- _AVAILABLE RECORDS_:
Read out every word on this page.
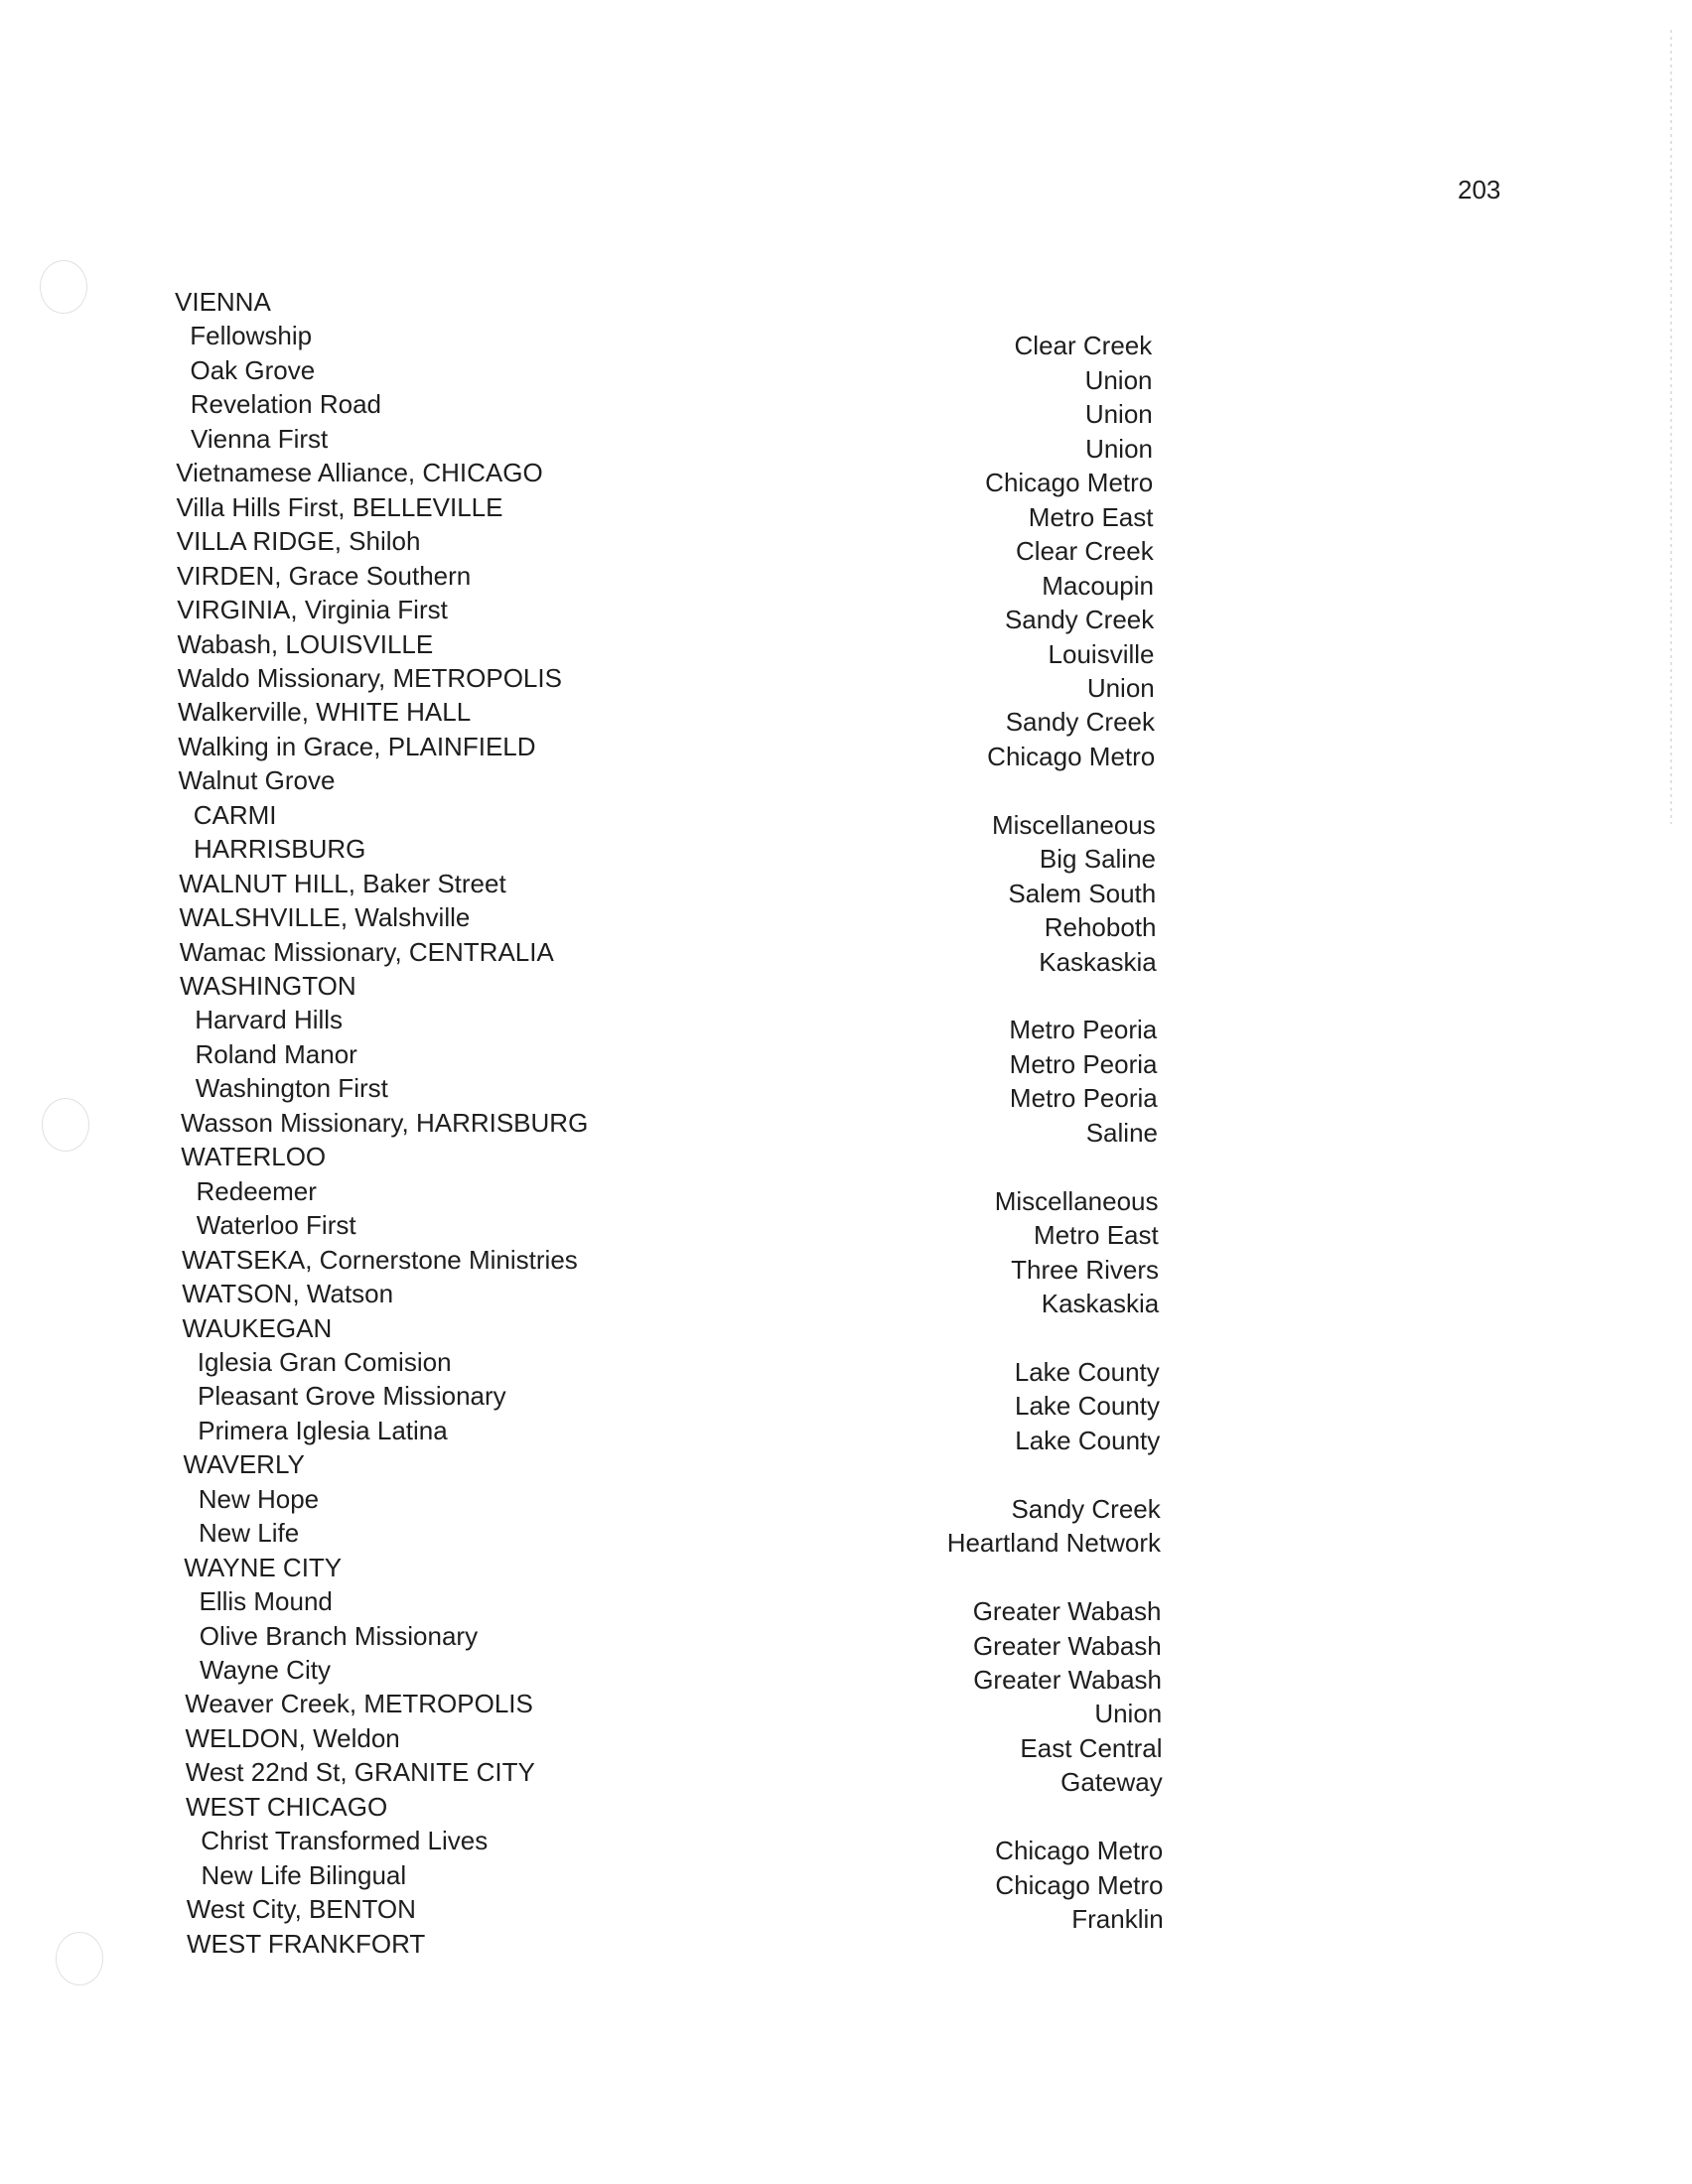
203
VIENNA
Fellowship	Clear Creek
Oak Grove	Union
Revelation Road	Union
Vienna First	Union
Vietnamese Alliance, CHICAGO	Chicago Metro
Villa Hills First, BELLEVILLE	Metro East
VILLA RIDGE, Shiloh	Clear Creek
VIRDEN, Grace Southern	Macoupin
VIRGINIA, Virginia First	Sandy Creek
Wabash, LOUISVILLE	Louisville
Waldo Missionary, METROPOLIS	Union
Walkerville, WHITE HALL	Sandy Creek
Walking in Grace, PLAINFIELD	Chicago Metro
Walnut Grove
CARMI	Miscellaneous
HARRISBURG	Big Saline
WALNUT HILL, Baker Street	Salem South
WALSHVILLE, Walshville	Rehoboth
Wamac Missionary, CENTRALIA	Kaskaskia
WASHINGTON
Harvard Hills	Metro Peoria
Roland Manor	Metro Peoria
Washington First	Metro Peoria
Wasson Missionary, HARRISBURG	Saline
WATERLOO
Redeemer	Miscellaneous
Waterloo First	Metro East
WATSEKA, Cornerstone Ministries	Three Rivers
WATSON, Watson	Kaskaskia
WAUKEGAN
Iglesia Gran Comision	Lake County
Pleasant Grove Missionary	Lake County
Primera Iglesia Latina	Lake County
WAVERLY
New Hope	Sandy Creek
New Life	Heartland Network
WAYNE CITY
Ellis Mound	Greater Wabash
Olive Branch Missionary	Greater Wabash
Wayne City	Greater Wabash
Weaver Creek, METROPOLIS	Union
WELDON, Weldon	East Central
West 22nd St, GRANITE CITY	Gateway
WEST CHICAGO
Christ Transformed Lives	Chicago Metro
New Life Bilingual	Chicago Metro
West City, BENTON	Franklin
WEST FRANKFORT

- _YOUR GOAL_: List every line above that holds the word "Kaskaskia".

- _IN RESPONSE_:
Wamac Missionary, CENTRALIA	Kaskaskia
WATSON, Watson	Kaskaskia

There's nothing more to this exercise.